- [SOURCE DOCUMENT]:
Update: June 2015

The advice here should be considered out of date: it applies to a version of Rust’s build system from about a year ago.

The ruststrap project produces unofficial ARM builds, and also provides a modern cross-compiling howto that is up-to-date.


I have a Nexus7 with a linux chroot environment that I use as a really compact laptop. Recently I wanted to play with Rust on the go, but unfortunately there are neither nightlies nor a stage0 bootstrap available. So we have to do this ourselves.

If you’re just looking for a relatively recent rustc for arm-unknown-linux-gnueabihf (e.g., Debian armhf) and don’t want to go through all this yourself, you can just download a binary tarball (most recent listed first):

Problems to be solved

In an ideal world, the Rust build system (RBS) would be able to cross-bootstrap, but at least for now, this is a bit broken:

  1. When Rust is configured with --host and --target set to arm-unknown-linux-gnueabihf, it incorrectly passes the --build=arm-unknown-linux-gnueabihf switch to the LLVM configure script.

  2. Even if the RBS had passed the correct switches to LLVM (--host and --target, but not --build), the build system relies upon the llvm-config binary to provide information about the LLVM build, and the location the RBS uses for the binary will have been built for the cross architecture rather than the build architecture.

  3. It’s not possible to supply the RBS with different --llvm-root switches for multiple architectures.

- [DATA PROVIDED]:

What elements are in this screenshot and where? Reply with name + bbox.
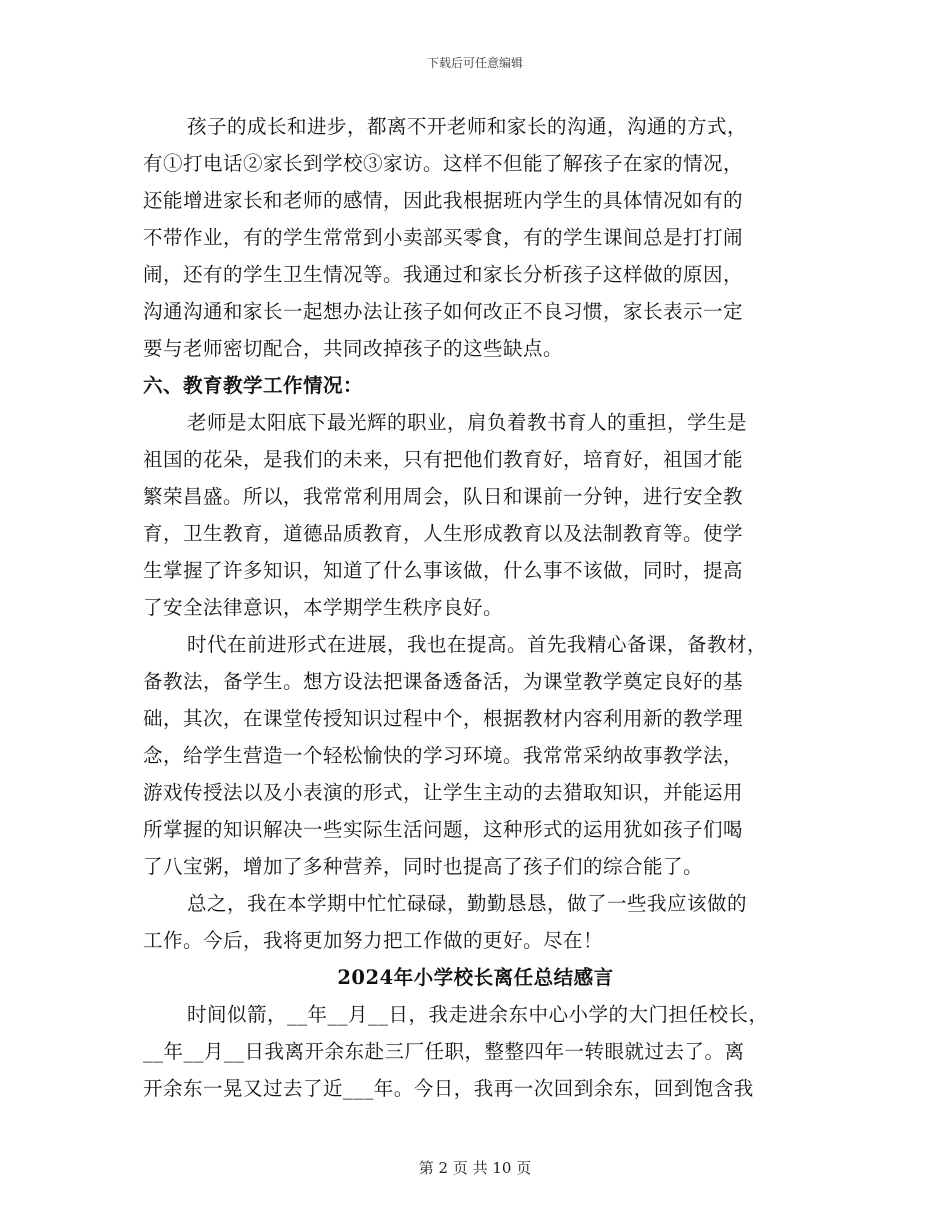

- [EXERCISE DESCRIPTION]: Rewrite the passage of the post on bootstrapping Rust for ARM between "The advice here" and "that is up-to-date.", inclusive, changing "howto" to "guide".

- [RESPONSE]:
The advice here should be considered out of date: it applies to a version of Rust’s build system from about a year ago.

The ruststrap project produces unofficial ARM builds, and also provides a modern cross-compiling guide that is up-to-date.